- _Material_:
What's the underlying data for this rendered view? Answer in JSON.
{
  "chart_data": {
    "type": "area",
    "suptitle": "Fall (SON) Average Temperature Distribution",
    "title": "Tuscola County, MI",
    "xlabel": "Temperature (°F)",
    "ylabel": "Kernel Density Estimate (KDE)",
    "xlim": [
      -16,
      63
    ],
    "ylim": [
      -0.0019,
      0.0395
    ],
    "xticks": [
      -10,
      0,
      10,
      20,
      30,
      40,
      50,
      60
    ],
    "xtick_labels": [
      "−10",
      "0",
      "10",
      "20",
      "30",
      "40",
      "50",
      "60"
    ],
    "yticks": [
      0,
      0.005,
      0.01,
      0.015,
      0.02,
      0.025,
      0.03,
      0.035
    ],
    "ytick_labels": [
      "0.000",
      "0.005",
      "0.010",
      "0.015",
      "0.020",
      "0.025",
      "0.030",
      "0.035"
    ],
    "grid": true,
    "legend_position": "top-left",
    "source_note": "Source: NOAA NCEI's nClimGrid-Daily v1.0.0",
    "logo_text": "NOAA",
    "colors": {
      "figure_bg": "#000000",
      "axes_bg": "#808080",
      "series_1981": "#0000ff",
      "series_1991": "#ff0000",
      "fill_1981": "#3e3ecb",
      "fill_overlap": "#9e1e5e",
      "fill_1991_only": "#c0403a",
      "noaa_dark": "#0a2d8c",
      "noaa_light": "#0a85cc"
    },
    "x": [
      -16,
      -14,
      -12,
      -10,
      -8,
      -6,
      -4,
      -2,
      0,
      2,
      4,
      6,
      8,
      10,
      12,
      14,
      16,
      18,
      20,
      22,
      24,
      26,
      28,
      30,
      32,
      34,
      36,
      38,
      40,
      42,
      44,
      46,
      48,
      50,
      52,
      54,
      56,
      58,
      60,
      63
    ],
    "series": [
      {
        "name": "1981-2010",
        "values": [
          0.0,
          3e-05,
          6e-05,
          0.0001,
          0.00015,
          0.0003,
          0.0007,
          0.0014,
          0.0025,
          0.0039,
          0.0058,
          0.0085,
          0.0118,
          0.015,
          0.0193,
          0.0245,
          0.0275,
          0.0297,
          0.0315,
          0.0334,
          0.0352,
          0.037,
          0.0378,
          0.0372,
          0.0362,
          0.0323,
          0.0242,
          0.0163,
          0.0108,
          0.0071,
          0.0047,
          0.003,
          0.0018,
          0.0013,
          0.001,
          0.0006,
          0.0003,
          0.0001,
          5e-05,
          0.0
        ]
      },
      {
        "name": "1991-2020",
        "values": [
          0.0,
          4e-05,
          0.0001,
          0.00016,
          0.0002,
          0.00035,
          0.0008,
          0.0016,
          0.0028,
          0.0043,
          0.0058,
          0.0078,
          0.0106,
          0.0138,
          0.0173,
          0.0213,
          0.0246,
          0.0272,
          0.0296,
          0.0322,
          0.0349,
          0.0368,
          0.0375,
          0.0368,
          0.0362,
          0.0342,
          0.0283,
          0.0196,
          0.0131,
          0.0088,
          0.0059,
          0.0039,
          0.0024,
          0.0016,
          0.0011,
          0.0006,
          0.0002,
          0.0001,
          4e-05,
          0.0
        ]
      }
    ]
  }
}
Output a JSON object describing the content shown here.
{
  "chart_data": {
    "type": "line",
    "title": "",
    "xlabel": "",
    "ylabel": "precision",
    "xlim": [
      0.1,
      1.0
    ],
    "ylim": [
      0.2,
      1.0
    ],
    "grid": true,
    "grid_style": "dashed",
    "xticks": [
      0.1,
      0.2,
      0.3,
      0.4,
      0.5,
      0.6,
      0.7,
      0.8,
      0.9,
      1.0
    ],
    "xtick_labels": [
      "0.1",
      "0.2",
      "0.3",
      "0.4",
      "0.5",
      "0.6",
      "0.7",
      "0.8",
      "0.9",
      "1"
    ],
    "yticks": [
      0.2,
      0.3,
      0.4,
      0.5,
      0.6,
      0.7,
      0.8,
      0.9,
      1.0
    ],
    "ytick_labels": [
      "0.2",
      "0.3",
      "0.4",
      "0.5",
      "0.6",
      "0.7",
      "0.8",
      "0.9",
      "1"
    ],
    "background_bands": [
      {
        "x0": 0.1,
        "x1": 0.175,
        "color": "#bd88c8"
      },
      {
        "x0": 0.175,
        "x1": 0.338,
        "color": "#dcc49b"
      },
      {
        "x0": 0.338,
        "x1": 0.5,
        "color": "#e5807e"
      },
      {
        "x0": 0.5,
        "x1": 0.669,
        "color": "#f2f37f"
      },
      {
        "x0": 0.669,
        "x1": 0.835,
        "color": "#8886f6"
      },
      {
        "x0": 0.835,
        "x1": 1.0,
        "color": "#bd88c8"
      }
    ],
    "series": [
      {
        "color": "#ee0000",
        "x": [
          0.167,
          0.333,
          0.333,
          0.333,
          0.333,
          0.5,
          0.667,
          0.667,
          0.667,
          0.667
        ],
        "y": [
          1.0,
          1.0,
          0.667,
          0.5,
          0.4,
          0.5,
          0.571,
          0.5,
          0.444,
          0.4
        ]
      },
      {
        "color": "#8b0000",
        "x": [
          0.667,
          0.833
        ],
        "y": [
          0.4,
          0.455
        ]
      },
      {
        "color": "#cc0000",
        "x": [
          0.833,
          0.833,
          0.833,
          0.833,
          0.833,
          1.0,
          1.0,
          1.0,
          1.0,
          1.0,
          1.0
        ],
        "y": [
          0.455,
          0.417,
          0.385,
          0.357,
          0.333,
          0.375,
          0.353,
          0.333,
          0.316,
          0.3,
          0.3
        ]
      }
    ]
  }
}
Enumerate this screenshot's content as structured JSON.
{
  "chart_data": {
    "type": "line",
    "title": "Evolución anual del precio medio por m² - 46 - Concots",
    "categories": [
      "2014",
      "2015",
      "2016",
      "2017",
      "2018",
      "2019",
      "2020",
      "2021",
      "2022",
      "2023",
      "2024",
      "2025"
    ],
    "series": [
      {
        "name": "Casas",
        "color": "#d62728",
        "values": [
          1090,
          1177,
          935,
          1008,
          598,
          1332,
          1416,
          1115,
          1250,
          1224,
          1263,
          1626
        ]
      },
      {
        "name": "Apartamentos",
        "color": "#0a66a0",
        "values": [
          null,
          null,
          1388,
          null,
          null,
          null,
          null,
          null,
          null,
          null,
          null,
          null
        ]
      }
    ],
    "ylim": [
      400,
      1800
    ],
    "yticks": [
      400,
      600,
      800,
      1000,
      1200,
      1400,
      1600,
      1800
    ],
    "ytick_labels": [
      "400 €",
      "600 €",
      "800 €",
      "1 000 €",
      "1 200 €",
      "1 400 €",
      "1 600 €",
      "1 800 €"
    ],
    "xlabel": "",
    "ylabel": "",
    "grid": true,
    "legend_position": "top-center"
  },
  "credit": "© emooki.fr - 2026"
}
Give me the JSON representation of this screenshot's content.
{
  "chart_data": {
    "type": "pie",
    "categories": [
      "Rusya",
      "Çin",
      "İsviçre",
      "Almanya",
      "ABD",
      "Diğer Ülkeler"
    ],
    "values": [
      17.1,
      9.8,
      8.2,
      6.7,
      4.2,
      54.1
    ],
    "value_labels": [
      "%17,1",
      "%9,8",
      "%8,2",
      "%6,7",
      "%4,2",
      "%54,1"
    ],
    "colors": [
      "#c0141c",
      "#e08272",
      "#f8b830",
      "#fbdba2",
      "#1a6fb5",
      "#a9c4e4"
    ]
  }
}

- _Given exercise_: Reproduce the data in full, exactly as presented.

- _Reply to the task_:
What's the underlying data for this rendered view? Answer in JSON.
{
  "chart_data": {
    "type": "area",
    "suptitle": "Fall (SON) Average Temperature Distribution",
    "title": "Tuscola County, MI",
    "xlabel": "Temperature (°F)",
    "ylabel": "Kernel Density Estimate (KDE)",
    "xlim": [
      -16,
      63
    ],
    "ylim": [
      -0.0019,
      0.0395
    ],
    "xticks": [
      -10,
      0,
      10,
      20,
      30,
      40,
      50,
      60
    ],
    "xtick_labels": [
      "−10",
      "0",
      "10",
      "20",
      "30",
      "40",
      "50",
      "60"
    ],
    "yticks": [
      0,
      0.005,
      0.01,
      0.015,
      0.02,
      0.025,
      0.03,
      0.035
    ],
    "ytick_labels": [
      "0.000",
      "0.005",
      "0.010",
      "0.015",
      "0.020",
      "0.025",
      "0.030",
      "0.035"
    ],
    "grid": true,
    "legend_position": "top-left",
    "source_note": "Source: NOAA NCEI's nClimGrid-Daily v1.0.0",
    "logo_text": "NOAA",
    "colors": {
      "figure_bg": "#000000",
      "axes_bg": "#808080",
      "series_1981": "#0000ff",
      "series_1991": "#ff0000",
      "fill_1981": "#3e3ecb",
      "fill_overlap": "#9e1e5e",
      "fill_1991_only": "#c0403a",
      "noaa_dark": "#0a2d8c",
      "noaa_light": "#0a85cc"
    },
    "x": [
      -16,
      -14,
      -12,
      -10,
      -8,
      -6,
      -4,
      -2,
      0,
      2,
      4,
      6,
      8,
      10,
      12,
      14,
      16,
      18,
      20,
      22,
      24,
      26,
      28,
      30,
      32,
      34,
      36,
      38,
      40,
      42,
      44,
      46,
      48,
      50,
      52,
      54,
      56,
      58,
      60,
      63
    ],
    "series": [
      {
        "name": "1981-2010",
        "values": [
          0.0,
          3e-05,
          6e-05,
          0.0001,
          0.00015,
          0.0003,
          0.0007,
          0.0014,
          0.0025,
          0.0039,
          0.0058,
          0.0085,
          0.0118,
          0.015,
          0.0193,
          0.0245,
          0.0275,
          0.0297,
          0.0315,
          0.0334,
          0.0352,
          0.037,
          0.0378,
          0.0372,
          0.0362,
          0.0323,
          0.0242,
          0.0163,
          0.0108,
          0.0071,
          0.0047,
          0.003,
          0.0018,
          0.0013,
          0.001,
          0.0006,
          0.0003,
          0.0001,
          5e-05,
          0.0
        ]
      },
      {
        "name": "1991-2020",
        "values": [
          0.0,
          4e-05,
          0.0001,
          0.00016,
          0.0002,
          0.00035,
          0.0008,
          0.0016,
          0.0028,
          0.0043,
          0.0058,
          0.0078,
          0.0106,
          0.0138,
          0.0173,
          0.0213,
          0.0246,
          0.0272,
          0.0296,
          0.0322,
          0.0349,
          0.0368,
          0.0375,
          0.0368,
          0.0362,
          0.0342,
          0.0283,
          0.0196,
          0.0131,
          0.0088,
          0.0059,
          0.0039,
          0.0024,
          0.0016,
          0.0011,
          0.0006,
          0.0002,
          0.0001,
          4e-05,
          0.0
        ]
      }
    ]
  }
}
Output a JSON object describing the content shown here.
{
  "chart_data": {
    "type": "line",
    "title": "",
    "xlabel": "",
    "ylabel": "precision",
    "xlim": [
      0.1,
      1.0
    ],
    "ylim": [
      0.2,
      1.0
    ],
    "grid": true,
    "grid_style": "dashed",
    "xticks": [
      0.1,
      0.2,
      0.3,
      0.4,
      0.5,
      0.6,
      0.7,
      0.8,
      0.9,
      1.0
    ],
    "xtick_labels": [
      "0.1",
      "0.2",
      "0.3",
      "0.4",
      "0.5",
      "0.6",
      "0.7",
      "0.8",
      "0.9",
      "1"
    ],
    "yticks": [
      0.2,
      0.3,
      0.4,
      0.5,
      0.6,
      0.7,
      0.8,
      0.9,
      1.0
    ],
    "ytick_labels": [
      "0.2",
      "0.3",
      "0.4",
      "0.5",
      "0.6",
      "0.7",
      "0.8",
      "0.9",
      "1"
    ],
    "background_bands": [
      {
        "x0": 0.1,
        "x1": 0.175,
        "color": "#bd88c8"
      },
      {
        "x0": 0.175,
        "x1": 0.338,
        "color": "#dcc49b"
      },
      {
        "x0": 0.338,
        "x1": 0.5,
        "color": "#e5807e"
      },
      {
        "x0": 0.5,
        "x1": 0.669,
        "color": "#f2f37f"
      },
      {
        "x0": 0.669,
        "x1": 0.835,
        "color": "#8886f6"
      },
      {
        "x0": 0.835,
        "x1": 1.0,
        "color": "#bd88c8"
      }
    ],
    "series": [
      {
        "color": "#ee0000",
        "x": [
          0.167,
          0.333,
          0.333,
          0.333,
          0.333,
          0.5,
          0.667,
          0.667,
          0.667,
          0.667
        ],
        "y": [
          1.0,
          1.0,
          0.667,
          0.5,
          0.4,
          0.5,
          0.571,
          0.5,
          0.444,
          0.4
        ]
      },
      {
        "color": "#8b0000",
        "x": [
          0.667,
          0.833
        ],
        "y": [
          0.4,
          0.455
        ]
      },
      {
        "color": "#cc0000",
        "x": [
          0.833,
          0.833,
          0.833,
          0.833,
          0.833,
          1.0,
          1.0,
          1.0,
          1.0,
          1.0,
          1.0
        ],
        "y": [
          0.455,
          0.417,
          0.385,
          0.357,
          0.333,
          0.375,
          0.353,
          0.333,
          0.316,
          0.3,
          0.3
        ]
      }
    ]
  }
}
Enumerate this screenshot's content as structured JSON.
{
  "chart_data": {
    "type": "line",
    "title": "Evolución anual del precio medio por m² - 46 - Concots",
    "categories": [
      "2014",
      "2015",
      "2016",
      "2017",
      "2018",
      "2019",
      "2020",
      "2021",
      "2022",
      "2023",
      "2024",
      "2025"
    ],
    "series": [
      {
        "name": "Casas",
        "color": "#d62728",
        "values": [
          1090,
          1177,
          935,
          1008,
          598,
          1332,
          1416,
          1115,
          1250,
          1224,
          1263,
          1626
        ]
      },
      {
        "name": "Apartamentos",
        "color": "#0a66a0",
        "values": [
          null,
          null,
          1388,
          null,
          null,
          null,
          null,
          null,
          null,
          null,
          null,
          null
        ]
      }
    ],
    "ylim": [
      400,
      1800
    ],
    "yticks": [
      400,
      600,
      800,
      1000,
      1200,
      1400,
      1600,
      1800
    ],
    "ytick_labels": [
      "400 €",
      "600 €",
      "800 €",
      "1 000 €",
      "1 200 €",
      "1 400 €",
      "1 600 €",
      "1 800 €"
    ],
    "xlabel": "",
    "ylabel": "",
    "grid": true,
    "legend_position": "top-center"
  },
  "credit": "© emooki.fr - 2026"
}
Give me the JSON representation of this screenshot's content.
{
  "chart_data": {
    "type": "pie",
    "categories": [
      "Rusya",
      "Çin",
      "İsviçre",
      "Almanya",
      "ABD",
      "Diğer Ülkeler"
    ],
    "values": [
      17.1,
      9.8,
      8.2,
      6.7,
      4.2,
      54.1
    ],
    "value_labels": [
      "%17,1",
      "%9,8",
      "%8,2",
      "%6,7",
      "%4,2",
      "%54,1"
    ],
    "colors": [
      "#c0141c",
      "#e08272",
      "#f8b830",
      "#fbdba2",
      "#1a6fb5",
      "#a9c4e4"
    ]
  }
}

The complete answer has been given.